• WHAT IS BEING ASKED
List each line of the data in which the string "amplitude" appears.
====== MATERIAL FOR THE TASK ======
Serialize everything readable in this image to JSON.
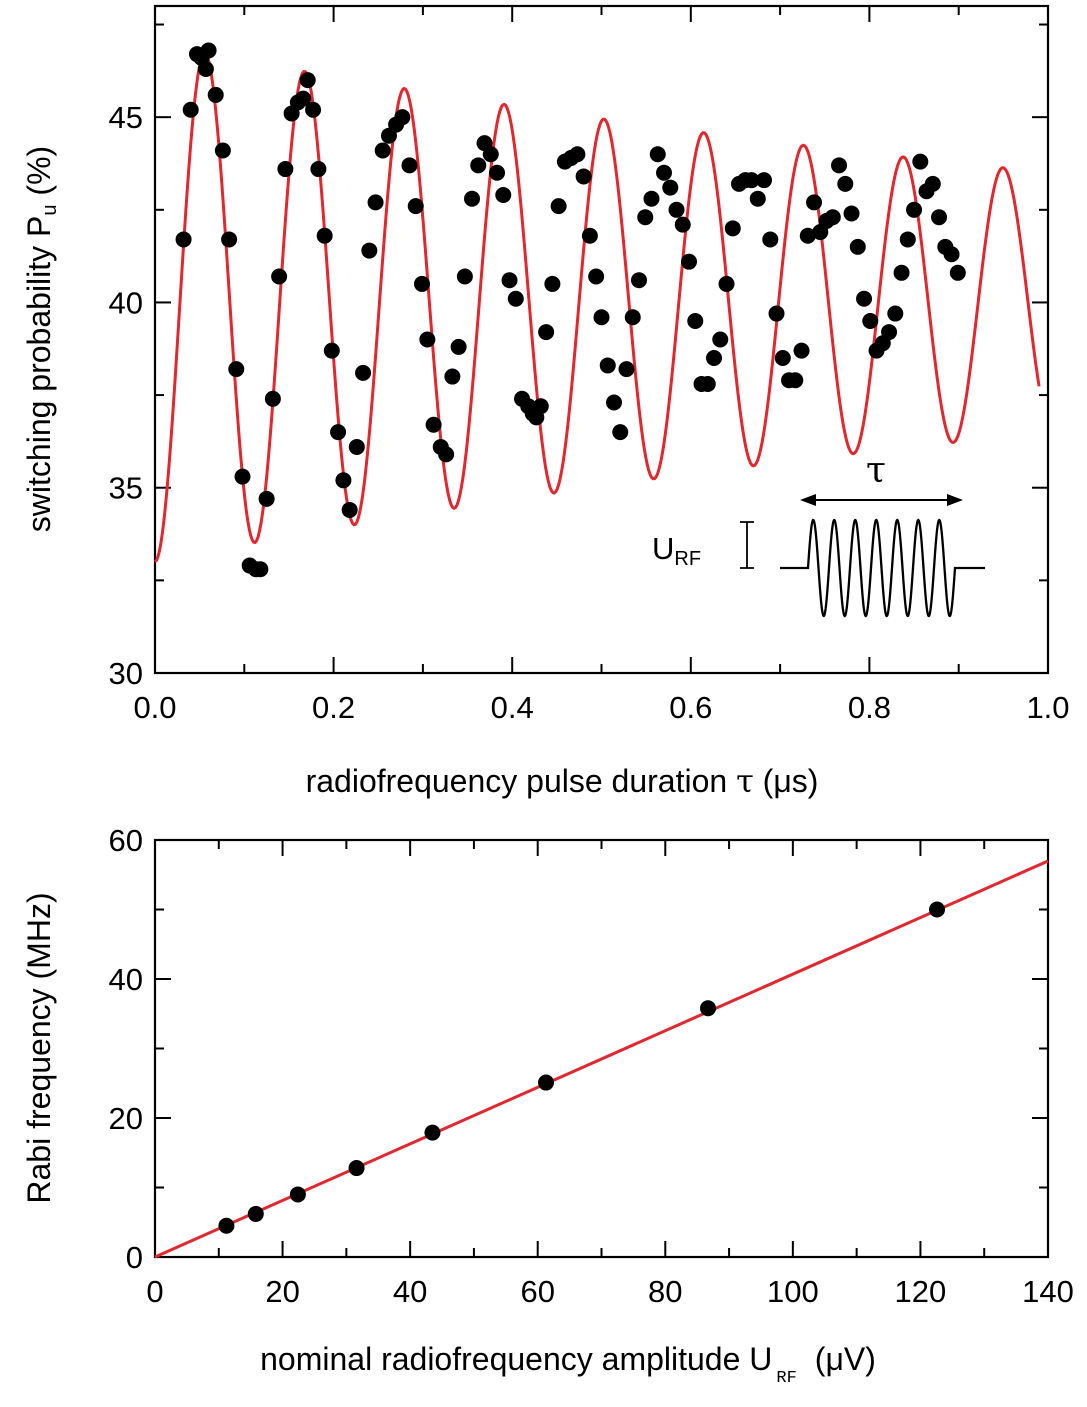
{
  "colors": {
    "data_points": "#000000",
    "fit_curve": "#e0282e",
    "axes": "#000000",
    "background": "#ffffff"
  },
  "chart_data": [
    {
      "type": "scatter",
      "panel": "top",
      "ylabel_main": "switching probability P",
      "ylabel_sub": "u",
      "ylabel_tail": " (%)",
      "xlabel_main": "radiofrequency pulse duration ",
      "xlabel_symbol": "τ",
      "xlabel_unit": " (μs)",
      "xlim": [
        0.0,
        1.0
      ],
      "ylim": [
        30,
        48
      ],
      "xticks": [
        0.0,
        0.2,
        0.4,
        0.6,
        0.8,
        1.0
      ],
      "xtick_labels": [
        "0.0",
        "0.2",
        "0.4",
        "0.6",
        "0.8",
        "1.0"
      ],
      "yticks": [
        30,
        35,
        40,
        45
      ],
      "ytick_labels": [
        "30",
        "35",
        "40",
        "45"
      ],
      "inset": {
        "tau_label": "τ",
        "amp_label": "U",
        "amp_sub": "RF"
      },
      "fit": {
        "model": "damped cosine",
        "offset": 40.0,
        "amplitude": 7.0,
        "decay_time_us": 1.45,
        "frequency_MHz": 8.95
      },
      "series": [
        {
          "marker": "circle",
          "points": [
            [
              0.032,
              41.7
            ],
            [
              0.04,
              45.2
            ],
            [
              0.047,
              46.7
            ],
            [
              0.052,
              46.6
            ],
            [
              0.057,
              46.3
            ],
            [
              0.06,
              46.8
            ],
            [
              0.068,
              45.6
            ],
            [
              0.076,
              44.1
            ],
            [
              0.083,
              41.7
            ],
            [
              0.091,
              38.2
            ],
            [
              0.098,
              35.3
            ],
            [
              0.106,
              32.9
            ],
            [
              0.113,
              32.8
            ],
            [
              0.118,
              32.8
            ],
            [
              0.125,
              34.7
            ],
            [
              0.132,
              37.4
            ],
            [
              0.139,
              40.7
            ],
            [
              0.146,
              43.6
            ],
            [
              0.153,
              45.1
            ],
            [
              0.16,
              45.4
            ],
            [
              0.166,
              45.5
            ],
            [
              0.171,
              46.0
            ],
            [
              0.177,
              45.2
            ],
            [
              0.183,
              43.6
            ],
            [
              0.19,
              41.8
            ],
            [
              0.198,
              38.7
            ],
            [
              0.205,
              36.5
            ],
            [
              0.211,
              35.2
            ],
            [
              0.218,
              34.4
            ],
            [
              0.226,
              36.1
            ],
            [
              0.233,
              38.1
            ],
            [
              0.24,
              41.4
            ],
            [
              0.247,
              42.7
            ],
            [
              0.255,
              44.1
            ],
            [
              0.262,
              44.5
            ],
            [
              0.27,
              44.8
            ],
            [
              0.277,
              45.0
            ],
            [
              0.285,
              43.7
            ],
            [
              0.292,
              42.6
            ],
            [
              0.299,
              40.5
            ],
            [
              0.305,
              39.0
            ],
            [
              0.312,
              36.7
            ],
            [
              0.32,
              36.1
            ],
            [
              0.326,
              35.9
            ],
            [
              0.333,
              38.0
            ],
            [
              0.34,
              38.8
            ],
            [
              0.347,
              40.7
            ],
            [
              0.355,
              42.8
            ],
            [
              0.362,
              43.7
            ],
            [
              0.369,
              44.3
            ],
            [
              0.376,
              44.0
            ],
            [
              0.383,
              43.5
            ],
            [
              0.39,
              42.9
            ],
            [
              0.397,
              40.6
            ],
            [
              0.404,
              40.1
            ],
            [
              0.411,
              37.4
            ],
            [
              0.418,
              37.2
            ],
            [
              0.423,
              37.0
            ],
            [
              0.427,
              36.9
            ],
            [
              0.432,
              37.2
            ],
            [
              0.438,
              39.2
            ],
            [
              0.445,
              40.5
            ],
            [
              0.452,
              42.6
            ],
            [
              0.459,
              43.8
            ],
            [
              0.466,
              43.9
            ],
            [
              0.473,
              44.0
            ],
            [
              0.48,
              43.4
            ],
            [
              0.487,
              41.8
            ],
            [
              0.494,
              40.7
            ],
            [
              0.5,
              39.6
            ],
            [
              0.507,
              38.3
            ],
            [
              0.514,
              37.3
            ],
            [
              0.521,
              36.5
            ],
            [
              0.528,
              38.2
            ],
            [
              0.535,
              39.6
            ],
            [
              0.542,
              40.6
            ],
            [
              0.549,
              42.3
            ],
            [
              0.556,
              42.8
            ],
            [
              0.563,
              44.0
            ],
            [
              0.57,
              43.5
            ],
            [
              0.577,
              43.1
            ],
            [
              0.584,
              42.5
            ],
            [
              0.591,
              42.1
            ],
            [
              0.598,
              41.1
            ],
            [
              0.605,
              39.5
            ],
            [
              0.612,
              37.8
            ],
            [
              0.619,
              37.8
            ],
            [
              0.626,
              38.5
            ],
            [
              0.633,
              39.0
            ],
            [
              0.64,
              40.5
            ],
            [
              0.647,
              42.0
            ],
            [
              0.654,
              43.2
            ],
            [
              0.661,
              43.3
            ],
            [
              0.668,
              43.3
            ],
            [
              0.675,
              42.8
            ],
            [
              0.682,
              43.3
            ],
            [
              0.689,
              41.7
            ],
            [
              0.696,
              39.7
            ],
            [
              0.703,
              38.5
            ],
            [
              0.71,
              37.9
            ],
            [
              0.717,
              37.9
            ],
            [
              0.724,
              38.7
            ],
            [
              0.731,
              41.8
            ],
            [
              0.738,
              42.7
            ],
            [
              0.745,
              41.9
            ],
            [
              0.752,
              42.2
            ],
            [
              0.759,
              42.3
            ],
            [
              0.766,
              43.7
            ],
            [
              0.773,
              43.2
            ],
            [
              0.78,
              42.4
            ],
            [
              0.787,
              41.5
            ],
            [
              0.794,
              40.1
            ],
            [
              0.801,
              39.5
            ],
            [
              0.808,
              38.7
            ],
            [
              0.815,
              38.9
            ],
            [
              0.822,
              39.2
            ],
            [
              0.829,
              39.7
            ],
            [
              0.836,
              40.8
            ],
            [
              0.843,
              41.7
            ],
            [
              0.85,
              42.5
            ],
            [
              0.857,
              43.8
            ],
            [
              0.864,
              43.0
            ],
            [
              0.871,
              43.2
            ],
            [
              0.878,
              42.3
            ],
            [
              0.885,
              41.5
            ],
            [
              0.892,
              41.3
            ],
            [
              0.899,
              40.8
            ]
          ]
        }
      ]
    },
    {
      "type": "scatter",
      "panel": "bottom",
      "ylabel": "Rabi frequency (MHz)",
      "xlabel_main": "nominal radiofrequency amplitude U",
      "xlabel_sub": "RF",
      "xlabel_unit": "(μV)",
      "xlim": [
        0,
        140
      ],
      "ylim": [
        0,
        60
      ],
      "xticks": [
        0,
        20,
        40,
        60,
        80,
        100,
        120,
        140
      ],
      "xtick_labels": [
        "0",
        "20",
        "40",
        "60",
        "80",
        "100",
        "120",
        "140"
      ],
      "yticks": [
        0,
        20,
        40,
        60
      ],
      "ytick_labels": [
        "0",
        "20",
        "40",
        "60"
      ],
      "fit": {
        "model": "linear",
        "slope": 0.407,
        "intercept": 0
      },
      "series": [
        {
          "marker": "circle",
          "points": [
            [
              11.2,
              4.5
            ],
            [
              15.8,
              6.2
            ],
            [
              22.4,
              9.0
            ],
            [
              31.6,
              12.8
            ],
            [
              43.5,
              17.9
            ],
            [
              61.3,
              25.1
            ],
            [
              86.7,
              35.8
            ],
            [
              122.6,
              50.0
            ]
          ]
        }
      ]
    }
  ]
}
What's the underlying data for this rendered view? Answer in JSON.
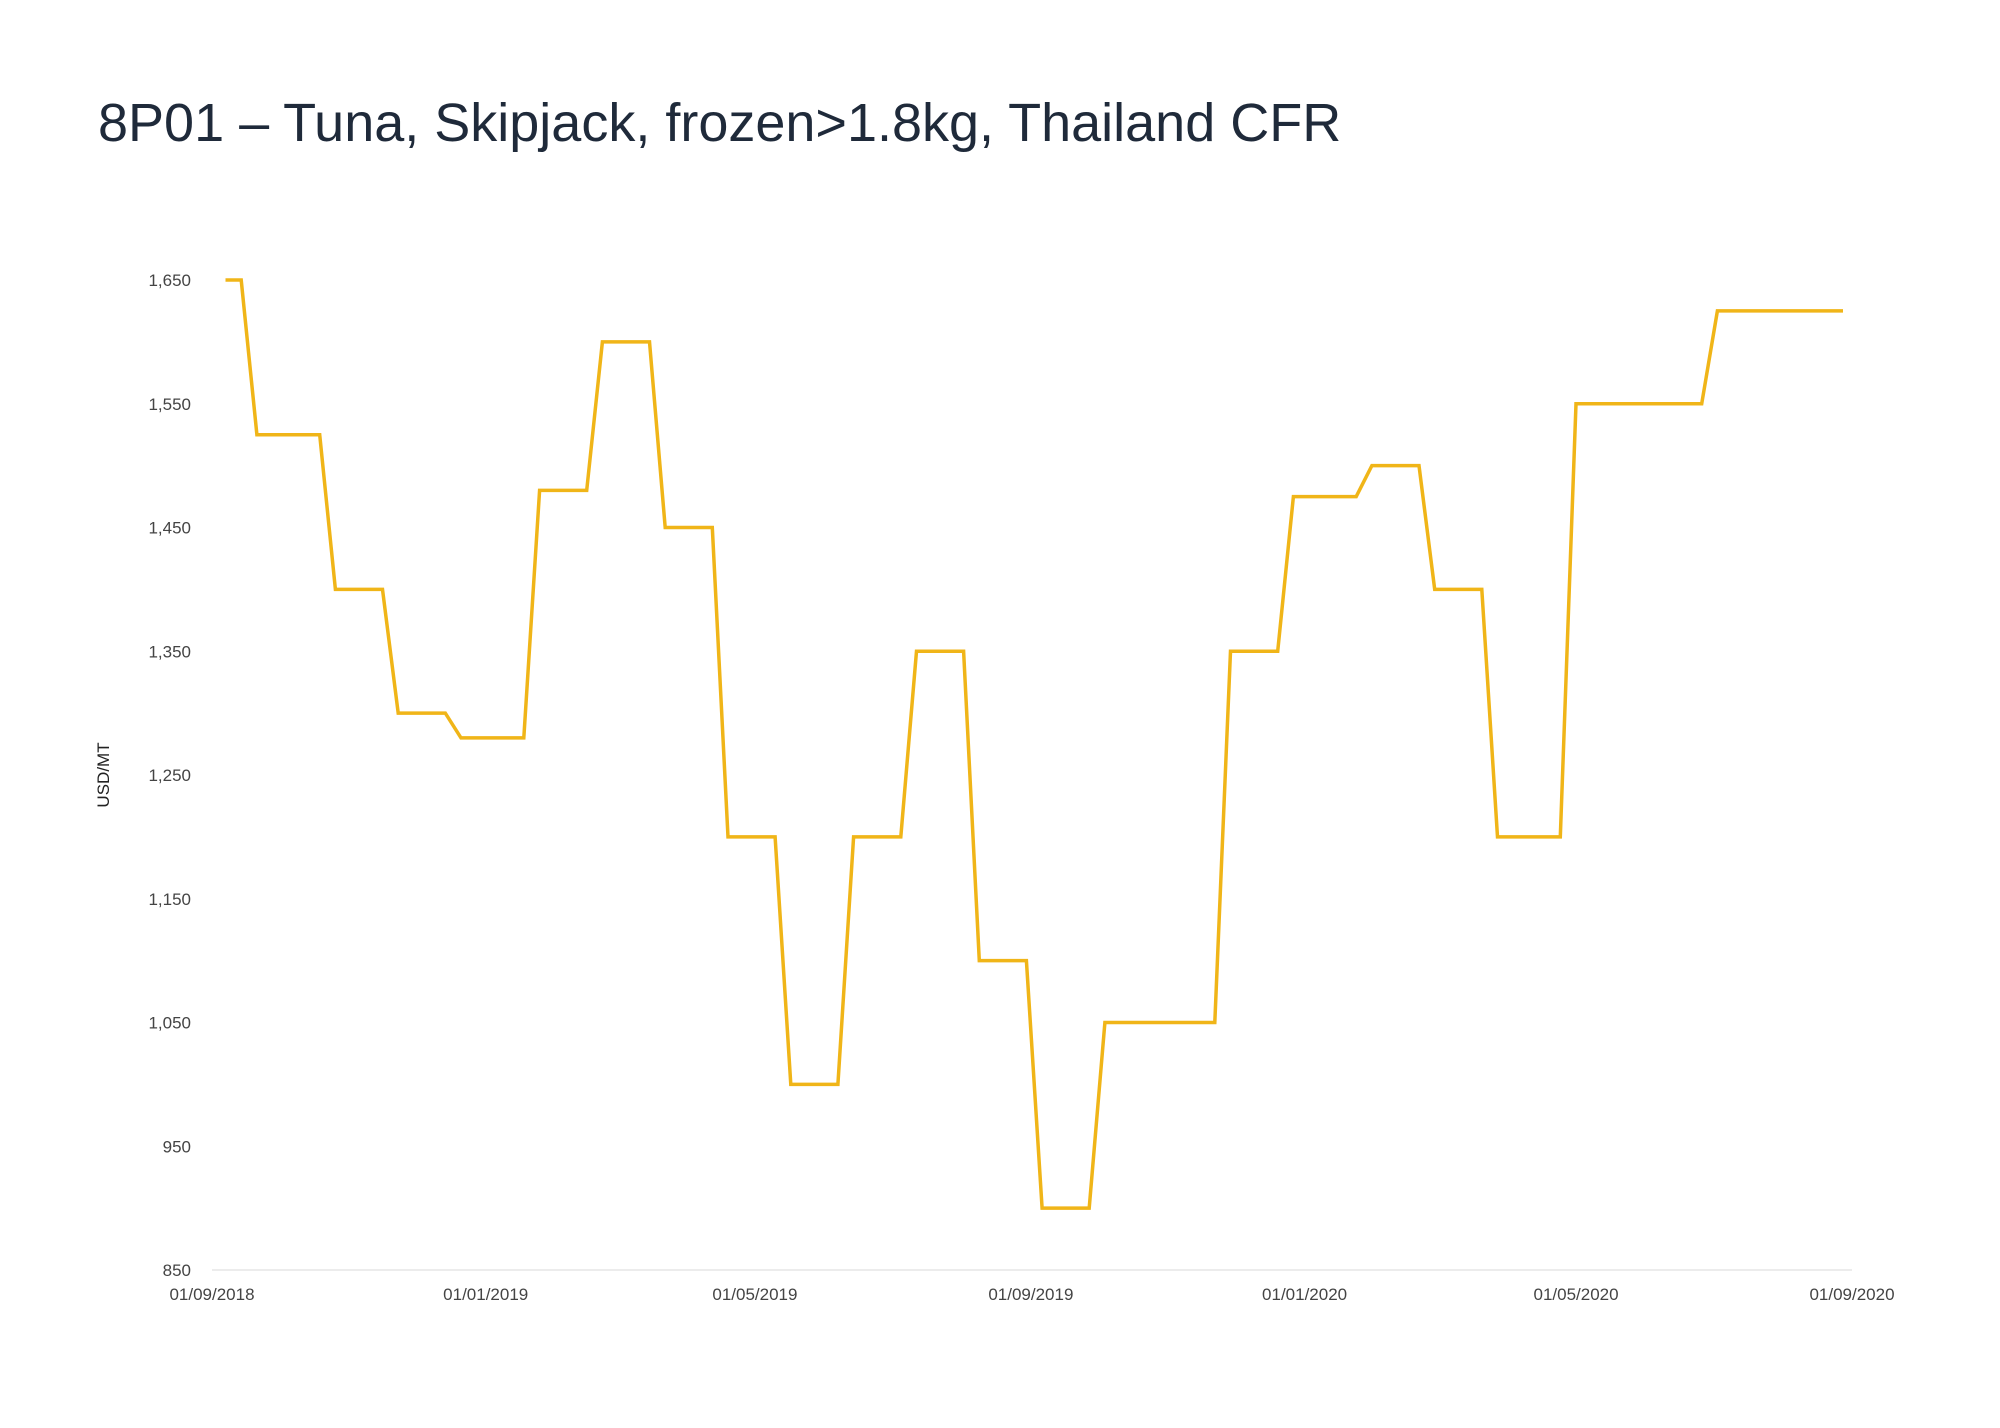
{
  "title": "8P01 – Tuna, Skipjack, frozen>1.8kg, Thailand CFR",
  "chart_data": {
    "type": "line",
    "title": "8P01 – Tuna, Skipjack, frozen>1.8kg, Thailand CFR",
    "xlabel": "",
    "ylabel": "USD/MT",
    "ylim": [
      850,
      1650
    ],
    "xlim": [
      "2018-09-01",
      "2020-09-01"
    ],
    "yticks": [
      850,
      950,
      1050,
      1150,
      1250,
      1350,
      1450,
      1550,
      1650
    ],
    "ytick_labels": [
      "850",
      "950",
      "1,050",
      "1,150",
      "1,250",
      "1,350",
      "1,450",
      "1,550",
      "1,650"
    ],
    "xticks": [
      "2018-09-01",
      "2019-01-01",
      "2019-05-01",
      "2019-09-01",
      "2020-01-01",
      "2020-05-01",
      "2020-09-01"
    ],
    "xtick_labels": [
      "01/09/2018",
      "01/01/2019",
      "01/05/2019",
      "01/09/2019",
      "01/01/2020",
      "01/05/2020",
      "01/09/2020"
    ],
    "grid": false,
    "legend": "none",
    "line_color": "#F0B518",
    "series": [
      {
        "x": [
          "2018-09-07",
          "2018-09-14",
          "2018-09-21",
          "2018-10-19",
          "2018-10-26",
          "2018-11-16",
          "2018-11-23",
          "2018-12-14",
          "2018-12-21",
          "2019-01-18",
          "2019-01-25",
          "2019-02-15",
          "2019-02-22",
          "2019-03-15",
          "2019-03-22",
          "2019-04-12",
          "2019-04-19",
          "2019-05-10",
          "2019-05-17",
          "2019-06-07",
          "2019-06-14",
          "2019-07-05",
          "2019-07-12",
          "2019-08-02",
          "2019-08-09",
          "2019-08-30",
          "2019-09-06",
          "2019-09-27",
          "2019-10-04",
          "2019-11-22",
          "2019-11-29",
          "2019-12-20",
          "2019-12-27",
          "2020-01-24",
          "2020-01-31",
          "2020-02-21",
          "2020-02-28",
          "2020-03-20",
          "2020-03-27",
          "2020-04-24",
          "2020-05-01",
          "2020-06-26",
          "2020-07-03",
          "2020-07-31",
          "2020-08-07",
          "2020-08-28"
        ],
        "y": [
          1650,
          1650,
          1525,
          1525,
          1400,
          1400,
          1300,
          1300,
          1280,
          1280,
          1480,
          1480,
          1600,
          1600,
          1450,
          1450,
          1200,
          1200,
          1000,
          1000,
          1200,
          1200,
          1350,
          1350,
          1100,
          1100,
          900,
          900,
          1050,
          1050,
          1350,
          1350,
          1475,
          1475,
          1500,
          1500,
          1400,
          1400,
          1200,
          1200,
          1550,
          1550,
          1625,
          1625,
          1625,
          1625
        ]
      }
    ]
  }
}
======
• SOLUTION TO THIS TASK
        "amplitude": 7.0,
      "xlabel_main": "nominal radiofrequency amplitude U",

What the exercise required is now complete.